▶ _Exercise directions_:
Reproduce every row below word for word and line for line. Leave out the picture lines.

[Item position entries]
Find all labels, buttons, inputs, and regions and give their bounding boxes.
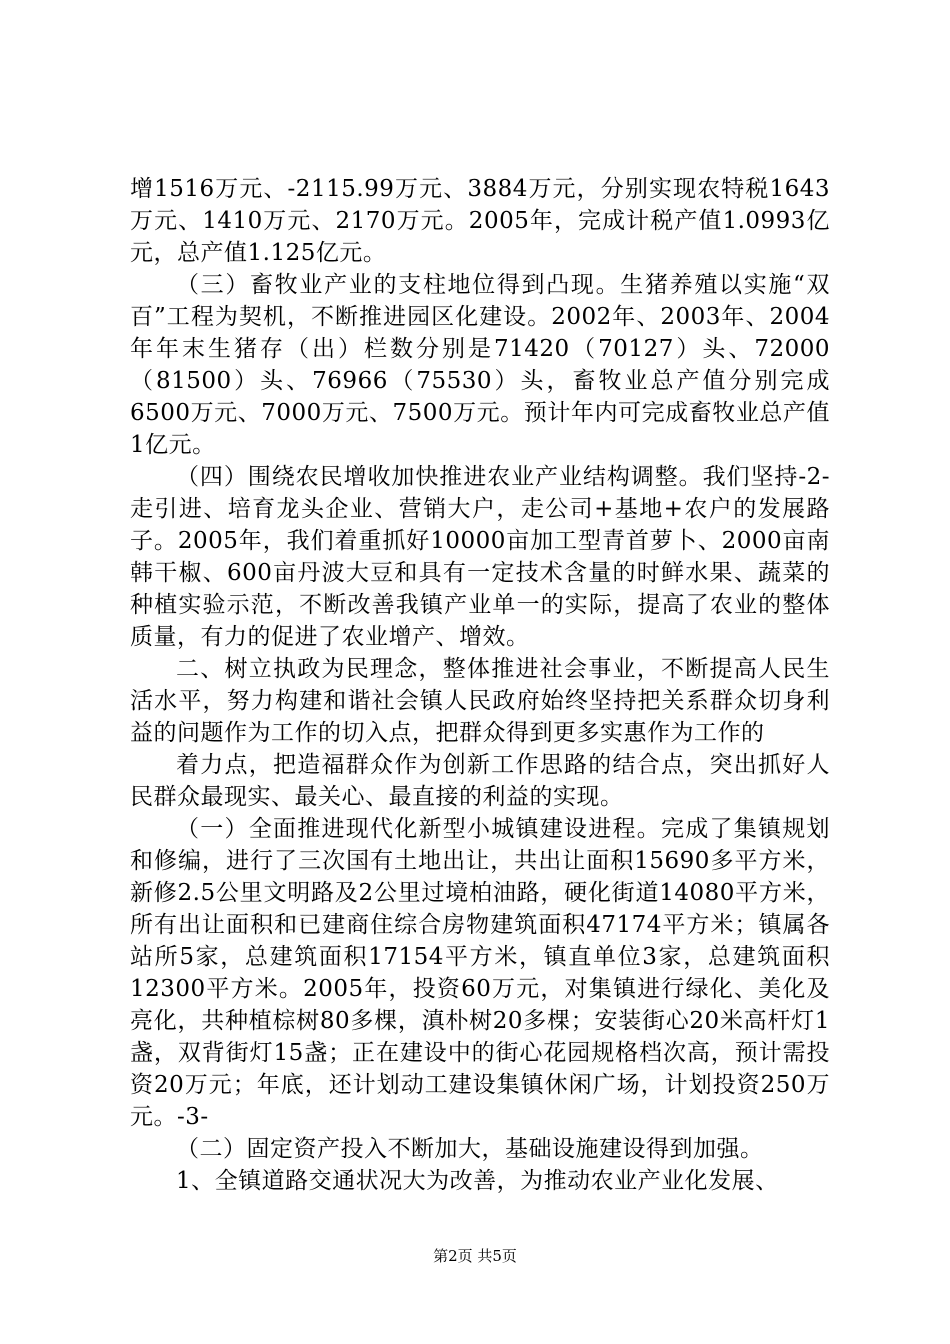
paragraph-3: （四）围绕农民增收加快推进农业产业结构调整。我们坚持-2-走引进、培育龙头企业、营销大户，走公司+基地+农户的发展路子。2005年，我们着重抓好10000亩加工型青首萝卜、2000亩南韩干椒、600亩丹波大豆和具有一定技术含量的时鲜水果、蔬菜的种植实验示范，不断改善我镇产业单一的实际，提高了农业的整体质量，有力的促进了农业增产、增效。: [130, 464, 830, 650]
paragraph-7: （二）固定资产投入不断加大，基础设施建设得到加强。: [176, 1136, 764, 1162]
paragraph-6: （一）全面推进现代化新型小城镇建设进程。完成了集镇规划和修编，进行了三次国有土地出让，共出让面积15690多平方米，新修2.5公里文明路及2公里过境柏油路，硬化街道14080平方米，所有出让面积和已建商住综合房物建筑面积47174平方米；镇属各站所5家，总建筑面积17154平方米，镇直单位3家，总建筑面积12300平方米。2005年，投资60万元，对集镇进行绿化、美化及亮化，共种植棕树80多棵，滇朴树20多棵；安装街心20米高杆灯1盏，双背街灯15盏；正在建设中的街心花园规格档次高，预计需投资20万元；年底，还计划动工建设集镇休闲广场，计划投资250万元。-3-: [130, 816, 830, 1130]
paragraph-1: 增1516万元、-2115.99万元、3884万元，分别实现农特税1643万元、1410万元、2170万元。2005年，完成计税产值1.0993亿元，总产值1.125亿元。: [130, 176, 830, 266]
paragraph-8: 1、全镇道路交通状况大为改善，为推动农业产业化发展、: [176, 1168, 779, 1194]
paragraph-4: 二、树立执政为民理念，整体推进社会事业，不断提高人民生活水平，努力构建和谐社会镇人民政府始终坚持把关系群众切身利益的问题作为工作的切入点，把群众得到更多实惠作为工作的: [130, 656, 830, 746]
paragraph-2: （三）畜牧业产业的支柱地位得到凸现。生猪养殖以实施“双百”工程为契机，不断推进园区化建设。2002年、2003年、2004年年末生猪存（出）栏数分别是71420（70127）头、72000（81500）头、76966（75530）头，畜牧业总产值分别完成6500万元、7000万元、7500万元。预计年内可完成畜牧业总产值1亿元。: [130, 272, 830, 458]
paragraph-5: 着力点，把造福群众作为创新工作思路的结合点，突出抓好人民群众最现实、最关心、最直接的利益的实现。: [130, 752, 830, 810]
page-number-footer: 第2页 共5页: [433, 1247, 517, 1265]
document-body: [130, 173, 830, 1197]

▶ _Answer for the task_:
Find all labels, buttons, inputs, and regions and give their bounding boxes.
paragraph-3: （四）围绕农民增收加快推进农业产业结构调整。我们坚持-2-走引进、培育龙头企业、营销大户，走公司+基地+农户的发展路子。2005年，我们着重抓好10000亩加工型青首萝卜、2000亩南韩干椒、600亩丹波大豆和具有一定技术含量的时鲜水果、蔬菜的种植实验示范，不断改善我镇产业单一的实际，提高了农业的整体质量，有力的促进了农业增产、增效。: [130, 464, 830, 650]
paragraph-7: （二）固定资产投入不断加大，基础设施建设得到加强。: [176, 1136, 764, 1162]
paragraph-6: （一）全面推进现代化新型小城镇建设进程。完成了集镇规划和修编，进行了三次国有土地出让，共出让面积15690多平方米，新修2.5公里文明路及2公里过境柏油路，硬化街道14080平方米，所有出让面积和已建商住综合房物建筑面积47174平方米；镇属各站所5家，总建筑面积17154平方米，镇直单位3家，总建筑面积12300平方米。2005年，投资60万元，对集镇进行绿化、美化及亮化，共种植棕树80多棵，滇朴树20多棵；安装街心20米高杆灯1盏，双背街灯15盏；正在建设中的街心花园规格档次高，预计需投资20万元；年底，还计划动工建设集镇休闲广场，计划投资250万元。-3-: [130, 816, 830, 1130]
paragraph-1: 增1516万元、-2115.99万元、3884万元，分别实现农特税1643万元、1410万元、2170万元。2005年，完成计税产值1.0993亿元，总产值1.125亿元。: [130, 176, 830, 266]
paragraph-8: 1、全镇道路交通状况大为改善，为推动农业产业化发展、: [176, 1168, 779, 1194]
paragraph-4: 二、树立执政为民理念，整体推进社会事业，不断提高人民生活水平，努力构建和谐社会镇人民政府始终坚持把关系群众切身利益的问题作为工作的切入点，把群众得到更多实惠作为工作的: [130, 656, 830, 746]
paragraph-2: （三）畜牧业产业的支柱地位得到凸现。生猪养殖以实施“双百”工程为契机，不断推进园区化建设。2002年、2003年、2004年年末生猪存（出）栏数分别是71420（70127）头、72000（81500）头、76966（75530）头，畜牧业总产值分别完成6500万元、7000万元、7500万元。预计年内可完成畜牧业总产值1亿元。: [130, 272, 830, 458]
paragraph-5: 着力点，把造福群众作为创新工作思路的结合点，突出抓好人民群众最现实、最关心、最直接的利益的实现。: [130, 752, 830, 810]
page-number-footer: 第2页 共5页: [433, 1247, 517, 1265]
document-body: [130, 173, 830, 1197]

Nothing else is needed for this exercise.